__Exercise__
Look through the material below. Copy each line that contains the string "Audio".
####
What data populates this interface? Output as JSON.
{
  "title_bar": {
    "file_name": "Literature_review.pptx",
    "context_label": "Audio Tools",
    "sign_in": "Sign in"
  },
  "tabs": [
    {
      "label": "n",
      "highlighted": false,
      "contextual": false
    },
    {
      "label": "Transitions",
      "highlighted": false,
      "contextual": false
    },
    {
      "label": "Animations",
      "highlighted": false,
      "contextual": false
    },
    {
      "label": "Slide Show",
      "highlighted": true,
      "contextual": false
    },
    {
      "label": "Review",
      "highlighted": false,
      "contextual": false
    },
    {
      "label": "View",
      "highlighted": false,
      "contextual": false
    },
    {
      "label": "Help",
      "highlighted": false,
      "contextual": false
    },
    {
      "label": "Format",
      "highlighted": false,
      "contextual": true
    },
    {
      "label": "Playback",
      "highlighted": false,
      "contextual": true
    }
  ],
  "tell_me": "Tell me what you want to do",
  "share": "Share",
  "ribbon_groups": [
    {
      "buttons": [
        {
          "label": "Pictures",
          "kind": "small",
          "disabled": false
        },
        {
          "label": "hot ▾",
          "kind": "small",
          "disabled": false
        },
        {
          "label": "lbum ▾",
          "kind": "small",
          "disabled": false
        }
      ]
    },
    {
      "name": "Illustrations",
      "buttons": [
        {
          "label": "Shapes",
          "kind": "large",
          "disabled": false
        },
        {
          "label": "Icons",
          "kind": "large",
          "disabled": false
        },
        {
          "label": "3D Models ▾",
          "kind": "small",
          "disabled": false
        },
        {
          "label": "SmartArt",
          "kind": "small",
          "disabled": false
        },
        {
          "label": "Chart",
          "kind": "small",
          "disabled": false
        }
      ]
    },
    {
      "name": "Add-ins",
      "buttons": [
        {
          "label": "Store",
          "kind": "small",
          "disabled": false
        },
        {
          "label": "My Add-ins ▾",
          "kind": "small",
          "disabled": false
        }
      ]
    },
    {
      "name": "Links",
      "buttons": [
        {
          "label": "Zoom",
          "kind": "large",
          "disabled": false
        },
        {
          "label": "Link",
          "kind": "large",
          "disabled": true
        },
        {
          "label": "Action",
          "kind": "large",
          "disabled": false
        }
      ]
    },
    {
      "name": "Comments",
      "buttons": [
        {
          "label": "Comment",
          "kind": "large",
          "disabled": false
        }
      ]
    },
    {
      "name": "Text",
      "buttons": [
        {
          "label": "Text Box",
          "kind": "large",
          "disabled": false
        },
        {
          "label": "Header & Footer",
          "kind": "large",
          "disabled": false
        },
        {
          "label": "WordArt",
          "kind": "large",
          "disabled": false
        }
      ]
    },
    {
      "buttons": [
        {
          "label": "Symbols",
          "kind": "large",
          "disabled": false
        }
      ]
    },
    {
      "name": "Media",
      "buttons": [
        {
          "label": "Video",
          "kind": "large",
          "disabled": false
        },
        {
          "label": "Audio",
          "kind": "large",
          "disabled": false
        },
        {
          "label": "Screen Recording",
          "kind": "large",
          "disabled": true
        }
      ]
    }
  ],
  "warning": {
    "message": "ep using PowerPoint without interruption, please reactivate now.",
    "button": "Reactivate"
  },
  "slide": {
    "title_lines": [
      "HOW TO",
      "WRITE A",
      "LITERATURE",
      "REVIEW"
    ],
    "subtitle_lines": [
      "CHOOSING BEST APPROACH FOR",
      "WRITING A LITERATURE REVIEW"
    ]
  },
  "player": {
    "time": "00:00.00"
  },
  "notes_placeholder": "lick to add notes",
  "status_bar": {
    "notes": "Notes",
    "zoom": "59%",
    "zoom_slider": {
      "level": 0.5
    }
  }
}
####
__Response to this task__
    "context_label": "Audio Tools",
          "label": "Audio",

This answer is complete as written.